### EXERCISE OBJECTIVE
Find every line below that contains the word "Sobol" and copy it out.

### GIVEN DATA
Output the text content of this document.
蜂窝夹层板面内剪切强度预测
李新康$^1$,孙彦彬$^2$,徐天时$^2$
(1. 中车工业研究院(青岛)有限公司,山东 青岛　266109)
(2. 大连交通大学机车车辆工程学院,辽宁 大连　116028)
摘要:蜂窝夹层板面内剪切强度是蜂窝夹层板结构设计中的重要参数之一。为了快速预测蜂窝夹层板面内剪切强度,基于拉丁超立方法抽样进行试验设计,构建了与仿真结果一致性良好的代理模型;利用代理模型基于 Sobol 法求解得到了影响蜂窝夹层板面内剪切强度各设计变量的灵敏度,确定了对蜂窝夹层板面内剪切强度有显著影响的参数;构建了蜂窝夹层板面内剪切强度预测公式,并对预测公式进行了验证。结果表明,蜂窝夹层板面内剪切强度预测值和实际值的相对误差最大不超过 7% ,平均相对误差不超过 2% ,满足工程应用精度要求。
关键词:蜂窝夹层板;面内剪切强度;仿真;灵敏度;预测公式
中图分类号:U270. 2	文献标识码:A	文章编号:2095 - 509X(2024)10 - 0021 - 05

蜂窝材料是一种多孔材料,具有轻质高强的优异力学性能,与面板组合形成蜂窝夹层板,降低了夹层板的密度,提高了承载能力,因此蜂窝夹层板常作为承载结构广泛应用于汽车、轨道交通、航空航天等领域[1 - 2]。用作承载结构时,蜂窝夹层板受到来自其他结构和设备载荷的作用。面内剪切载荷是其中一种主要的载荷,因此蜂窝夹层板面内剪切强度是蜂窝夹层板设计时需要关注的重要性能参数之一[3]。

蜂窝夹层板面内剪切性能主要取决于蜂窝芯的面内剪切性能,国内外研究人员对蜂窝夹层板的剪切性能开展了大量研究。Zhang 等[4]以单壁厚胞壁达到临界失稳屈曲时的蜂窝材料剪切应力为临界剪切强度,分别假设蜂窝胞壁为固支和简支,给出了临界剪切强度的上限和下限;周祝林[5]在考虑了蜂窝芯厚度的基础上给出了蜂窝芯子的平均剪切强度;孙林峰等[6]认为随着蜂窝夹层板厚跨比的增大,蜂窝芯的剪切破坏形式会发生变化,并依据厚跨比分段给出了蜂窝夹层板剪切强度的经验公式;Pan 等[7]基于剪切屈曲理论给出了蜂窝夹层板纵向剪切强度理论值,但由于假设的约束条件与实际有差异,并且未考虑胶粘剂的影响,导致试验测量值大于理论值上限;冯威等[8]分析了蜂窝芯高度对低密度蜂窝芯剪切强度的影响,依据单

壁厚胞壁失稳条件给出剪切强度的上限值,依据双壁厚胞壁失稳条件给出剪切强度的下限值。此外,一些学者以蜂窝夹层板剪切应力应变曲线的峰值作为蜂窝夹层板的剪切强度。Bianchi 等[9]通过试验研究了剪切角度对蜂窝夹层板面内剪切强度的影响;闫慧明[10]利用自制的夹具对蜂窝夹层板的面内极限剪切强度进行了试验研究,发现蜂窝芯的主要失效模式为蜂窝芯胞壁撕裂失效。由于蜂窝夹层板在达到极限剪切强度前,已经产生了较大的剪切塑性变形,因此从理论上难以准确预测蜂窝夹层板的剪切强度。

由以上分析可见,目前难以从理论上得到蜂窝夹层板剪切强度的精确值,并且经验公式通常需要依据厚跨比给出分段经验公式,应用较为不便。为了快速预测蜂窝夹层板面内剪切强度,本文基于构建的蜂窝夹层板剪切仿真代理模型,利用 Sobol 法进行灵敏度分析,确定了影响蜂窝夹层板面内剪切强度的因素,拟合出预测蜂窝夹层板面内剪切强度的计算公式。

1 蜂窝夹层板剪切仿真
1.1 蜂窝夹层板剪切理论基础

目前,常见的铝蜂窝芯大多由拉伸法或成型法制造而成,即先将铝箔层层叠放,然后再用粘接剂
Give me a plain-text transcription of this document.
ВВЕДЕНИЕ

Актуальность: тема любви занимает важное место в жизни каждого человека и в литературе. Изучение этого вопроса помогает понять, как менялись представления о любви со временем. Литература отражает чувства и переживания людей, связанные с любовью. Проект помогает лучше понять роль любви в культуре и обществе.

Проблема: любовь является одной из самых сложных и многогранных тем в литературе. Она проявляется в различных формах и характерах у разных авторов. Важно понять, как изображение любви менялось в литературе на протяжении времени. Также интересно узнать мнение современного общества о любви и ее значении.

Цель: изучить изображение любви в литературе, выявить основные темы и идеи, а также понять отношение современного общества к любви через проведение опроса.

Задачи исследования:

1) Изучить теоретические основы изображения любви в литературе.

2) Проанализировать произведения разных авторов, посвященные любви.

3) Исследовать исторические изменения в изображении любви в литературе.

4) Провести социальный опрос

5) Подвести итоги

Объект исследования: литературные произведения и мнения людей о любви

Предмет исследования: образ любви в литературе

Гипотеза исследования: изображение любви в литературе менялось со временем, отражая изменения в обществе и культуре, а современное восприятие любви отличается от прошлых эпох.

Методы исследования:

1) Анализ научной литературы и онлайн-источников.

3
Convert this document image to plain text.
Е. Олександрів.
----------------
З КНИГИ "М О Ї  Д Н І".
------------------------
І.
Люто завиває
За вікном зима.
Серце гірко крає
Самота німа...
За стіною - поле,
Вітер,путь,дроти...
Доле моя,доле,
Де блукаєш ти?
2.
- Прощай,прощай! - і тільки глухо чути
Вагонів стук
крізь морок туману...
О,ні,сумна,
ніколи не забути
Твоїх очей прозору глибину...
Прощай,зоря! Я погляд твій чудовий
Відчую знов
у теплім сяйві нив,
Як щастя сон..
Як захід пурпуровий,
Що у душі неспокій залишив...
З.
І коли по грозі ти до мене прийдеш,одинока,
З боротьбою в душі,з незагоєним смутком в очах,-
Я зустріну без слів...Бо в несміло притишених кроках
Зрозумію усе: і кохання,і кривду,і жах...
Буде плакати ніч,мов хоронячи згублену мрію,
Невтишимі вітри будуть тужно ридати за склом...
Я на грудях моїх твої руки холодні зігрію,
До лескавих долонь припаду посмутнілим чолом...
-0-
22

### PROBLEM SOLUTION
摘要:蜂窝夹层板面内剪切强度是蜂窝夹层板结构设计中的重要参数之一。为了快速预测蜂窝夹层板面内剪切强度,基于拉丁超立方法抽样进行试验设计,构建了与仿真结果一致性良好的代理模型;利用代理模型基于 Sobol 法求解得到了影响蜂窝夹层板面内剪切强度各设计变量的灵敏度,确定了对蜂窝夹层板面内剪切强度有显著影响的参数;构建了蜂窝夹层板面内剪切强度预测公式,并对预测公式进行了验证。结果表明,蜂窝夹层板面内剪切强度预测值和实际值的相对误差最大不超过 7% ,平均相对误差不超过 2% ,满足工程应用精度要求。
由以上分析可见,目前难以从理论上得到蜂窝夹层板剪切强度的精确值,并且经验公式通常需要依据厚跨比给出分段经验公式,应用较为不便。为了快速预测蜂窝夹层板面内剪切强度,本文基于构建的蜂窝夹层板剪切仿真代理模型,利用 Sobol 法进行灵敏度分析,确定了影响蜂窝夹层板面内剪切强度的因素,拟合出预测蜂窝夹层板面内剪切强度的计算公式。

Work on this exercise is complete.